▶ [Saved data entries]:
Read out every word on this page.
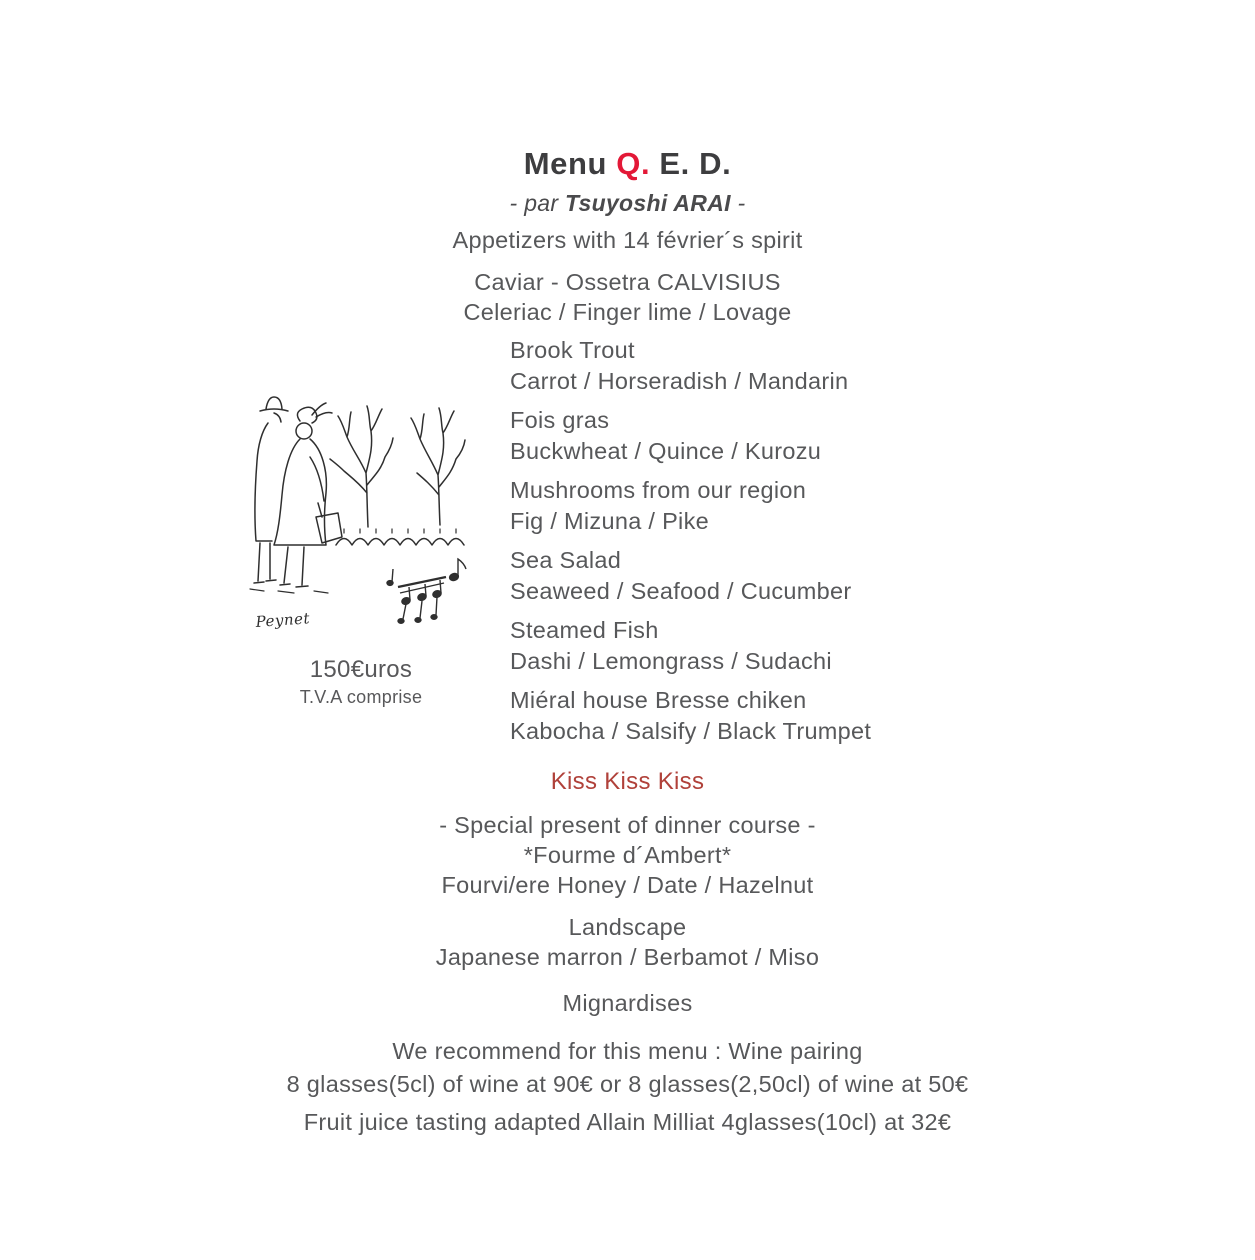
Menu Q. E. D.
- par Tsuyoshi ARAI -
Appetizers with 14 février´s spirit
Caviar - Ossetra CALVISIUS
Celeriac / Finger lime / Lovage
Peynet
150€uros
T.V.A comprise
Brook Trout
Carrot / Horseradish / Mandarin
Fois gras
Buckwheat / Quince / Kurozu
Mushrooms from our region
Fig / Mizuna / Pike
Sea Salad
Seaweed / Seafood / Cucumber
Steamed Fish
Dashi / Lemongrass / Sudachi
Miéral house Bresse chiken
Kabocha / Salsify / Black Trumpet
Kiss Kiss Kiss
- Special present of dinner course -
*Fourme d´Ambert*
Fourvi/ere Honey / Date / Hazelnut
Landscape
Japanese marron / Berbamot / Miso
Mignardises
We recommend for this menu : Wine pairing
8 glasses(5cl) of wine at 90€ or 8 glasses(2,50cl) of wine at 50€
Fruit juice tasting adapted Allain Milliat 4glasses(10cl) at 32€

▶ [Written exercise]: In the material above, find each line that contains the word "this", and select it.

▶ [Written response]:
Read out every word on this page.
We recommend for this menu : Wine pairing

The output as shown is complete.